Aim of the exercise: Copy all lines below exactly as written. Leave pictures out.

== Given entries ==

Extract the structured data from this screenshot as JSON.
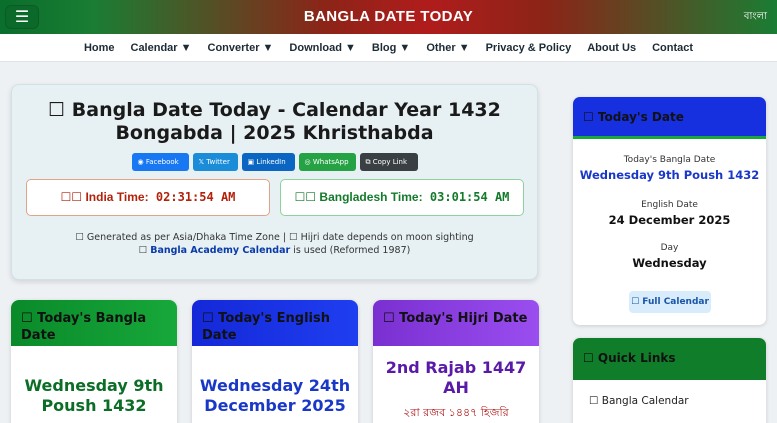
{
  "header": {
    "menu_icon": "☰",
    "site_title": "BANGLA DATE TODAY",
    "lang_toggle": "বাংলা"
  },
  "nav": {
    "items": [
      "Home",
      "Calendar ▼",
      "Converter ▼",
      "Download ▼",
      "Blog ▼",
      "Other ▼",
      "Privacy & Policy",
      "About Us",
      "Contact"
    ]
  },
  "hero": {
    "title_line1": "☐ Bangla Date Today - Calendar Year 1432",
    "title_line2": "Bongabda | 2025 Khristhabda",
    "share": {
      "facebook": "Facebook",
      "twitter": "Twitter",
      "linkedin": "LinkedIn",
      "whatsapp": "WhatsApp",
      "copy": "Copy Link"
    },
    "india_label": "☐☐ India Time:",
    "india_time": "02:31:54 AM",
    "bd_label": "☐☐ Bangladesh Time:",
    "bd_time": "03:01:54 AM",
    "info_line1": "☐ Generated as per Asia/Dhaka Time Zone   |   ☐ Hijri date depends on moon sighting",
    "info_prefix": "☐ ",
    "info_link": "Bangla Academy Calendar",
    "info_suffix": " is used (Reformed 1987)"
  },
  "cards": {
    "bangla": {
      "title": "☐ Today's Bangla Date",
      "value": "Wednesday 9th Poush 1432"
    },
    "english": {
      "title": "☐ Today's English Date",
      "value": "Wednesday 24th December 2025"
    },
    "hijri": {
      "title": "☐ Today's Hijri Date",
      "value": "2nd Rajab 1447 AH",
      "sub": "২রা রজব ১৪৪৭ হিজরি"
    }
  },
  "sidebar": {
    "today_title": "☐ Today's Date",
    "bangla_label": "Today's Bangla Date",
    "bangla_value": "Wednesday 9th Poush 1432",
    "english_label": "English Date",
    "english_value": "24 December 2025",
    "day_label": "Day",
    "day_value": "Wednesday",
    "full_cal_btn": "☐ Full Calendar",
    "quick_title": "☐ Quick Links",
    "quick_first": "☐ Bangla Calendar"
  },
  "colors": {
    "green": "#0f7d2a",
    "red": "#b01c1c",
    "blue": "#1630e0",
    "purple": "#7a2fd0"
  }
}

===

The completed task:
Extract the structured data from this screenshot as JSON.
{
  "header": {
    "menu_icon": "☰",
    "site_title": "BANGLA DATE TODAY",
    "lang_toggle": "বাংলা"
  },
  "nav": {
    "items": [
      "Home",
      "Calendar ▼",
      "Converter ▼",
      "Download ▼",
      "Blog ▼",
      "Other ▼",
      "Privacy & Policy",
      "About Us",
      "Contact"
    ]
  },
  "hero": {
    "title_line1": "☐ Bangla Date Today - Calendar Year 1432",
    "title_line2": "Bongabda | 2025 Khristhabda",
    "share": {
      "facebook": "Facebook",
      "twitter": "Twitter",
      "linkedin": "LinkedIn",
      "whatsapp": "WhatsApp",
      "copy": "Copy Link"
    },
    "india_label": "☐☐ India Time:",
    "india_time": "02:31:54 AM",
    "bd_label": "☐☐ Bangladesh Time:",
    "bd_time": "03:01:54 AM",
    "info_line1": "☐ Generated as per Asia/Dhaka Time Zone   |   ☐ Hijri date depends on moon sighting",
    "info_prefix": "☐ ",
    "info_link": "Bangla Academy Calendar",
    "info_suffix": " is used (Reformed 1987)"
  },
  "cards": {
    "bangla": {
      "title": "☐ Today's Bangla Date",
      "value": "Wednesday 9th Poush 1432"
    },
    "english": {
      "title": "☐ Today's English Date",
      "value": "Wednesday 24th December 2025"
    },
    "hijri": {
      "title": "☐ Today's Hijri Date",
      "value": "2nd Rajab 1447 AH",
      "sub": "২রা রজব ১৪৪৭ হিজরি"
    }
  },
  "sidebar": {
    "today_title": "☐ Today's Date",
    "bangla_label": "Today's Bangla Date",
    "bangla_value": "Wednesday 9th Poush 1432",
    "english_label": "English Date",
    "english_value": "24 December 2025",
    "day_label": "Day",
    "day_value": "Wednesday",
    "full_cal_btn": "☐ Full Calendar",
    "quick_title": "☐ Quick Links",
    "quick_first": "☐ Bangla Calendar"
  },
  "colors": {
    "green": "#0f7d2a",
    "red": "#b01c1c",
    "blue": "#1630e0",
    "purple": "#7a2fd0"
  }
}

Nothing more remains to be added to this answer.